#### Input rows:
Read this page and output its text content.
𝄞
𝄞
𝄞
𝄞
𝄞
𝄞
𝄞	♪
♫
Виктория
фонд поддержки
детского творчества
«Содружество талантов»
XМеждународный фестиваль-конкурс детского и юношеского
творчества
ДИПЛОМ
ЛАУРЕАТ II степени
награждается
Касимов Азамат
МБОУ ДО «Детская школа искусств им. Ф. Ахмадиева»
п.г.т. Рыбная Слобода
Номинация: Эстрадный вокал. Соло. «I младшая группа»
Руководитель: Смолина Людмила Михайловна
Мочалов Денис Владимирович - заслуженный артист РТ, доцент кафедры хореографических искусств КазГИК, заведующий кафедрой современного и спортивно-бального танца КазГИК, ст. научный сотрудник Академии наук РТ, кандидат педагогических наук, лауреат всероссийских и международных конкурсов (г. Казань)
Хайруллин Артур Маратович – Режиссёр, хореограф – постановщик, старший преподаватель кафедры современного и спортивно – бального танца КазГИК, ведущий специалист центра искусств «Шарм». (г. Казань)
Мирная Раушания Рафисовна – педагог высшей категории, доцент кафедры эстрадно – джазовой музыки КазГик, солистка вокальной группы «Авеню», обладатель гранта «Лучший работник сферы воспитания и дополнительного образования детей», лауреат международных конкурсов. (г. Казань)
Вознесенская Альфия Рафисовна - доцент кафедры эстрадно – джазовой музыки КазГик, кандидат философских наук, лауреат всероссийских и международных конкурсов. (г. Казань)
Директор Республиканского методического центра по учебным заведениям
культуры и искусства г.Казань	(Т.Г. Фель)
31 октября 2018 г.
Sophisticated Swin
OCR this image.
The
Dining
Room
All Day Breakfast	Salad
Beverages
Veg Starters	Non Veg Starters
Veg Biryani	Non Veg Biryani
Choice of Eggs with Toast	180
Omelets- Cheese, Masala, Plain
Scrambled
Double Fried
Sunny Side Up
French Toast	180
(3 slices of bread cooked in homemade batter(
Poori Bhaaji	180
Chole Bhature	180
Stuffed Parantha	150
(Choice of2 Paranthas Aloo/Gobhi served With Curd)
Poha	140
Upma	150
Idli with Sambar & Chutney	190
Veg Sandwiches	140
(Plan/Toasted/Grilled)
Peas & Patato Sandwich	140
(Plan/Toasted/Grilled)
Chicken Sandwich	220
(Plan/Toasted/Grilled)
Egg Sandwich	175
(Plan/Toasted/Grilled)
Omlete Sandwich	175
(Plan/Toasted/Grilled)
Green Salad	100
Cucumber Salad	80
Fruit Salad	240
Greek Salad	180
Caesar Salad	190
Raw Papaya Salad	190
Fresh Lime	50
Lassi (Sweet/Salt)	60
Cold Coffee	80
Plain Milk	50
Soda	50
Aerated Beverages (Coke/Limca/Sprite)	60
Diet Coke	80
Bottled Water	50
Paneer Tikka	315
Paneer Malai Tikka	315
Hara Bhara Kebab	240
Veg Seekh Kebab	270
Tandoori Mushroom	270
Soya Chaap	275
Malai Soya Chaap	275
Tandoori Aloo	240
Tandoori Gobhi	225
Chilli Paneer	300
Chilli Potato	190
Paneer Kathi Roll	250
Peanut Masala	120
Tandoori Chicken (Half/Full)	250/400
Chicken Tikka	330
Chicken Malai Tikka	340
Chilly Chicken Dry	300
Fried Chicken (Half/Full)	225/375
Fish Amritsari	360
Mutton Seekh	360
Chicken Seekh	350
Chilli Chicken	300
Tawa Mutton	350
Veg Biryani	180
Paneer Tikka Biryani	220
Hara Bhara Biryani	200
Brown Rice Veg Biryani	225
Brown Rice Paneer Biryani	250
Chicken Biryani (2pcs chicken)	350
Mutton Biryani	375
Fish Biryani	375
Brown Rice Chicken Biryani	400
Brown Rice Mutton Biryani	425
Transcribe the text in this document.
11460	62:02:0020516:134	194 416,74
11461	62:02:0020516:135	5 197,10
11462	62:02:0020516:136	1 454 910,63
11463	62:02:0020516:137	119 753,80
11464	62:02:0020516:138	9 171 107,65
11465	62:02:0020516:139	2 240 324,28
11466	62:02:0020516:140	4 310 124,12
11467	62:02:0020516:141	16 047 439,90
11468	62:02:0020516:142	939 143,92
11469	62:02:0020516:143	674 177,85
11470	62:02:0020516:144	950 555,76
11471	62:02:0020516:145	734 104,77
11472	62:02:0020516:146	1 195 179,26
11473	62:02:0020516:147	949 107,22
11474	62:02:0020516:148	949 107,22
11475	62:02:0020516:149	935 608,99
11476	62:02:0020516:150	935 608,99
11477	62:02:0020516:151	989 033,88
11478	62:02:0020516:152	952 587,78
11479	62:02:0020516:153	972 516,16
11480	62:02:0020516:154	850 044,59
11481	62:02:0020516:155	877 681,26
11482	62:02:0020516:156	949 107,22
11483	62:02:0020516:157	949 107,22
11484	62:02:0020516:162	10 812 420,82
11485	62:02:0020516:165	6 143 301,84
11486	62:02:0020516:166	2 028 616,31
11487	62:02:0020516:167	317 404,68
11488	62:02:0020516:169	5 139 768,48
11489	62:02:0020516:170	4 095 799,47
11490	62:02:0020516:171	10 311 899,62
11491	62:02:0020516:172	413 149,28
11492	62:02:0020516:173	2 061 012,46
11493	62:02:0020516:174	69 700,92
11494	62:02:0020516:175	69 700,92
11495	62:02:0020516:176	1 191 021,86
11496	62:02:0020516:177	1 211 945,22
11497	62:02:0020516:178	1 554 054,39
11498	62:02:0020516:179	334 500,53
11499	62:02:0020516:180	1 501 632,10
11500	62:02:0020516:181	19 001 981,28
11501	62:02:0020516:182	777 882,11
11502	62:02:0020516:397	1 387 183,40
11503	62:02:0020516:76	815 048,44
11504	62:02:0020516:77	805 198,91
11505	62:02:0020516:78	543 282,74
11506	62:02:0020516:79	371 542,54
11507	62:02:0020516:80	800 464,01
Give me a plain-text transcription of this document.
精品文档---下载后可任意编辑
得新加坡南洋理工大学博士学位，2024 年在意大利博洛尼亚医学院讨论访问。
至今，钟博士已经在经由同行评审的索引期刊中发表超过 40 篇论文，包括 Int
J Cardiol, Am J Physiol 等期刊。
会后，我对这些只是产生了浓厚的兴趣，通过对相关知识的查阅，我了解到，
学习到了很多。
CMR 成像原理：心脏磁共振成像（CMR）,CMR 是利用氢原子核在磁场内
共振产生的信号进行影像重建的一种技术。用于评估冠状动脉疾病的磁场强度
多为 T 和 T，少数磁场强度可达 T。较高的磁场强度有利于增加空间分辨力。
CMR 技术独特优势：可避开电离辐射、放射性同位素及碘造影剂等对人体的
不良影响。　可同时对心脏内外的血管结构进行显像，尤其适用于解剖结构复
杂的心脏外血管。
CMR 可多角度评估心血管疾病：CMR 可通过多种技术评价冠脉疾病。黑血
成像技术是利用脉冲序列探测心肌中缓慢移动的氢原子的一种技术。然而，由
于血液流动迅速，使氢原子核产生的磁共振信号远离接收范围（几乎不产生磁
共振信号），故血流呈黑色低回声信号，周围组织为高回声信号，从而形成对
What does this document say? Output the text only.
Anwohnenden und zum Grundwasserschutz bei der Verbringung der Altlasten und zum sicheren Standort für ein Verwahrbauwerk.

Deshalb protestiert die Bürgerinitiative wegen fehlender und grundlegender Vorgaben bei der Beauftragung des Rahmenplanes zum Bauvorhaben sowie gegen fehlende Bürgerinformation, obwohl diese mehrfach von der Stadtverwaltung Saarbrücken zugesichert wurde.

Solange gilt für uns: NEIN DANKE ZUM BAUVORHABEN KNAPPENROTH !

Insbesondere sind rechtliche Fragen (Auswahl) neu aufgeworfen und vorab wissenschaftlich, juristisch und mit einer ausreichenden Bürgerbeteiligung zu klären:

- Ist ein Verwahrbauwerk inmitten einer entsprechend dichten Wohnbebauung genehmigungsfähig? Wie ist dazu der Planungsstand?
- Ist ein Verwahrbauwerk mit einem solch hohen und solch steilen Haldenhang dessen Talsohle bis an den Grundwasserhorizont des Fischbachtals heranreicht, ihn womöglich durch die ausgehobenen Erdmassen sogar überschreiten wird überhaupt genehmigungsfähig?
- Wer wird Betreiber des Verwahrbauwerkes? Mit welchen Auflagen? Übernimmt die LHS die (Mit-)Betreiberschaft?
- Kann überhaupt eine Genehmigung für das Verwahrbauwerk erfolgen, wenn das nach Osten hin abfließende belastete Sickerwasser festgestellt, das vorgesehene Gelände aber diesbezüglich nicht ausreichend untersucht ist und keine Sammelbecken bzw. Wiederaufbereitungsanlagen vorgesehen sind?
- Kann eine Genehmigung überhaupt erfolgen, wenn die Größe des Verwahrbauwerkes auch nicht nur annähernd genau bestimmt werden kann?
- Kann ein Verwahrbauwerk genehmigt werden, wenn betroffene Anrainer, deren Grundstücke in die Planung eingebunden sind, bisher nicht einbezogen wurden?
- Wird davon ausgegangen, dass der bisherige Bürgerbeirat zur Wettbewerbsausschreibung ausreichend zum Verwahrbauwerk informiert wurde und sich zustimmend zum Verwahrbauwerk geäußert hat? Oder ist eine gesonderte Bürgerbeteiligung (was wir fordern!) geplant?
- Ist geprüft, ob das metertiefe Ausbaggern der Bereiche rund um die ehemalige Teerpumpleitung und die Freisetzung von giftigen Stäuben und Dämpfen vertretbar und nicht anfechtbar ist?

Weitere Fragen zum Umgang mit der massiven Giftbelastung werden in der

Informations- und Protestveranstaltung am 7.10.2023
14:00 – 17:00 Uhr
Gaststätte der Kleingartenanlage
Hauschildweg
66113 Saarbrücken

#### Set exercise:
State only the number of lines in these entries that contain "Choice".

#### Reply to the exercise:
2